§ PROBLEM TO SOLVE:
Go through the records and show each line where the word "HESSI" occurs.
•••
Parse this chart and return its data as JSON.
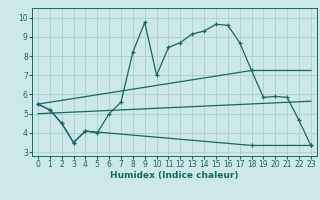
{
  "xlabel": "Humidex (Indice chaleur)",
  "xlim": [
    -0.5,
    23.5
  ],
  "ylim": [
    2.8,
    10.5
  ],
  "yticks": [
    3,
    4,
    5,
    6,
    7,
    8,
    9,
    10
  ],
  "xticks": [
    0,
    1,
    2,
    3,
    4,
    5,
    6,
    7,
    8,
    9,
    10,
    11,
    12,
    13,
    14,
    15,
    16,
    17,
    18,
    19,
    20,
    21,
    22,
    23
  ],
  "bg_color": "#cce8e8",
  "grid_color": "#aad0d0",
  "line_color": "#1a6666",
  "line1_x": [
    0,
    1,
    2,
    3,
    4,
    5,
    6,
    7,
    8,
    9,
    10,
    11,
    12,
    13,
    14,
    15,
    16,
    17,
    18,
    19,
    20,
    21,
    22,
    23
  ],
  "line1_y": [
    5.5,
    5.2,
    4.5,
    3.5,
    4.1,
    4.0,
    5.0,
    5.6,
    8.2,
    9.75,
    7.0,
    8.45,
    8.7,
    9.15,
    9.3,
    9.65,
    9.6,
    8.7,
    7.25,
    5.85,
    5.9,
    5.85,
    4.65,
    3.35
  ],
  "line2_x": [
    0,
    1,
    2,
    3,
    4,
    18,
    23
  ],
  "line2_y": [
    5.5,
    5.2,
    4.5,
    3.5,
    4.1,
    3.35,
    3.35
  ],
  "line3_x": [
    0,
    18,
    23
  ],
  "line3_y": [
    5.5,
    7.25,
    7.25
  ],
  "line4_x": [
    0,
    23
  ],
  "line4_y": [
    5.0,
    5.65
  ]
}
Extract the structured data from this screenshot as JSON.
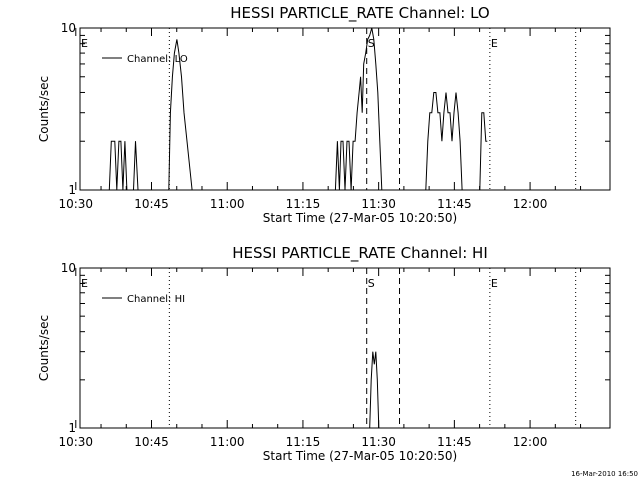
{
  "chart_data": [
    {
      "type": "line",
      "title": "HESSI PARTICLE_RATE Channel: LO",
      "xlabel": "Start Time (27-Mar-05 10:20:50)",
      "ylabel": "Counts/sec",
      "x_ticks": [
        "10:30",
        "10:45",
        "11:00",
        "11:15",
        "11:30",
        "11:45",
        "12:00"
      ],
      "y_ticks": [
        "1",
        "10"
      ],
      "y_scale": "log",
      "ylim": [
        1,
        10
      ],
      "xlim_minutes": [
        10.0,
        115.0
      ],
      "legend": "Channel: LO",
      "markers": [
        {
          "label": "E",
          "minute": 10.0,
          "style": "none"
        },
        {
          "label": "",
          "minute": 27.7,
          "style": "dotted"
        },
        {
          "label": "S",
          "minute": 66.8,
          "style": "dashed"
        },
        {
          "label": "",
          "minute": 73.3,
          "style": "dashed"
        },
        {
          "label": "E",
          "minute": 91.2,
          "style": "dotted"
        },
        {
          "label": "",
          "minute": 108.2,
          "style": "dotted"
        }
      ],
      "series": [
        {
          "segments": [
            [
              [
                15.8,
                1
              ],
              [
                16.2,
                2
              ],
              [
                16.9,
                2
              ],
              [
                17.3,
                1
              ],
              [
                17.7,
                2
              ],
              [
                18.1,
                2
              ],
              [
                18.5,
                1
              ],
              [
                18.9,
                2
              ],
              [
                19.3,
                1
              ]
            ],
            [
              [
                20.6,
                1
              ],
              [
                21.0,
                2
              ],
              [
                21.5,
                1
              ]
            ],
            [
              [
                27.6,
                1
              ],
              [
                27.9,
                3
              ],
              [
                28.3,
                5
              ],
              [
                28.7,
                7
              ],
              [
                29.2,
                8.5
              ],
              [
                29.6,
                7
              ],
              [
                30.1,
                5
              ],
              [
                30.6,
                3
              ],
              [
                31.2,
                2
              ],
              [
                32.2,
                1
              ],
              [
                32.8,
                1
              ],
              [
                33.3,
                1
              ]
            ],
            [
              [
                60.6,
                1
              ],
              [
                61.0,
                2
              ],
              [
                61.4,
                1
              ],
              [
                61.7,
                2
              ],
              [
                62.1,
                2
              ],
              [
                62.5,
                1
              ],
              [
                62.9,
                2
              ],
              [
                63.3,
                2
              ],
              [
                63.7,
                1
              ],
              [
                64.1,
                2
              ],
              [
                64.5,
                2
              ],
              [
                64.9,
                3
              ],
              [
                65.3,
                4
              ],
              [
                65.6,
                5
              ],
              [
                65.9,
                3
              ],
              [
                66.2,
                6
              ],
              [
                66.6,
                7
              ],
              [
                67.0,
                8.5
              ],
              [
                67.4,
                9
              ],
              [
                67.8,
                10
              ],
              [
                68.2,
                8.5
              ],
              [
                68.6,
                6
              ],
              [
                69.0,
                4
              ],
              [
                69.4,
                2
              ],
              [
                69.8,
                1
              ]
            ],
            [
              [
                78.5,
                1
              ],
              [
                78.9,
                2
              ],
              [
                79.3,
                3
              ],
              [
                79.7,
                3
              ],
              [
                80.1,
                4
              ],
              [
                80.5,
                4
              ],
              [
                80.9,
                3
              ],
              [
                81.3,
                3
              ],
              [
                81.7,
                2
              ],
              [
                82.1,
                3
              ],
              [
                82.5,
                4
              ],
              [
                82.9,
                3
              ],
              [
                83.3,
                3
              ],
              [
                83.7,
                2
              ],
              [
                84.1,
                3
              ],
              [
                84.5,
                4
              ],
              [
                84.9,
                3
              ],
              [
                85.3,
                2
              ],
              [
                85.7,
                1
              ]
            ],
            [
              [
                89.2,
                1
              ],
              [
                89.6,
                3
              ],
              [
                90.0,
                3
              ],
              [
                90.4,
                2
              ],
              [
                90.7,
                2
              ]
            ]
          ]
        }
      ]
    },
    {
      "type": "line",
      "title": "HESSI PARTICLE_RATE Channel: HI",
      "xlabel": "Start Time (27-Mar-05 10:20:50)",
      "ylabel": "Counts/sec",
      "x_ticks": [
        "10:30",
        "10:45",
        "11:00",
        "11:15",
        "11:30",
        "11:45",
        "12:00"
      ],
      "y_ticks": [
        "1",
        "10"
      ],
      "y_scale": "log",
      "ylim": [
        1,
        10
      ],
      "xlim_minutes": [
        10.0,
        115.0
      ],
      "legend": "Channel: HI",
      "markers": [
        {
          "label": "E",
          "minute": 10.0,
          "style": "none"
        },
        {
          "label": "",
          "minute": 27.7,
          "style": "dotted"
        },
        {
          "label": "S",
          "minute": 66.8,
          "style": "dashed"
        },
        {
          "label": "",
          "minute": 73.3,
          "style": "dashed"
        },
        {
          "label": "E",
          "minute": 91.2,
          "style": "dotted"
        },
        {
          "label": "",
          "minute": 108.2,
          "style": "dotted"
        }
      ],
      "series": [
        {
          "segments": [
            [
              [
                67.4,
                1
              ],
              [
                67.7,
                2
              ],
              [
                68.0,
                3
              ],
              [
                68.3,
                2.5
              ],
              [
                68.6,
                3
              ],
              [
                68.9,
                2
              ],
              [
                69.2,
                1
              ]
            ]
          ]
        }
      ]
    }
  ],
  "footer_stamp": "16-Mar-2010 16:50"
}
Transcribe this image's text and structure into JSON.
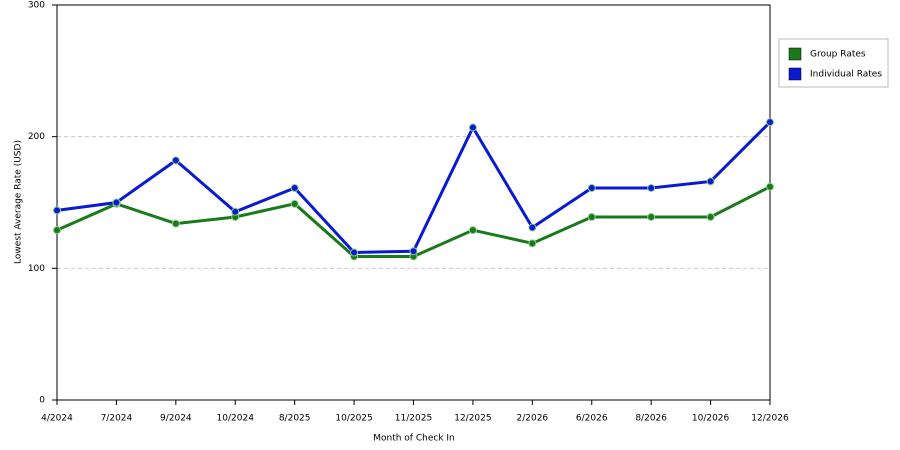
{
  "chart_data": {
    "type": "line",
    "x_label": "Month of Check In",
    "y_label": "Lowest Average Rate (USD)",
    "categories": [
      "4/2024",
      "7/2024",
      "9/2024",
      "10/2024",
      "8/2025",
      "10/2025",
      "11/2025",
      "12/2025",
      "2/2026",
      "6/2026",
      "8/2026",
      "10/2026",
      "12/2026"
    ],
    "series": [
      {
        "name": "Group Rates",
        "color": "#1a7a1a",
        "values": [
          129,
          149,
          134,
          139,
          149,
          109,
          109,
          129,
          119,
          139,
          139,
          139,
          162
        ]
      },
      {
        "name": "Individual Rates",
        "color": "#0a1ad0",
        "values": [
          144,
          150,
          182,
          143,
          161,
          112,
          113,
          207,
          131,
          161,
          161,
          166,
          211
        ]
      }
    ],
    "ylim": [
      0,
      300
    ],
    "yticks": [
      0,
      100,
      200,
      300
    ],
    "grid": true,
    "legend": "right"
  }
}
•••
§ COMPLETE ANSWER:
      "title": "HESSI PARTICLE_RATE Channel: LO",
      "title": "HESSI PARTICLE_RATE Channel: HI",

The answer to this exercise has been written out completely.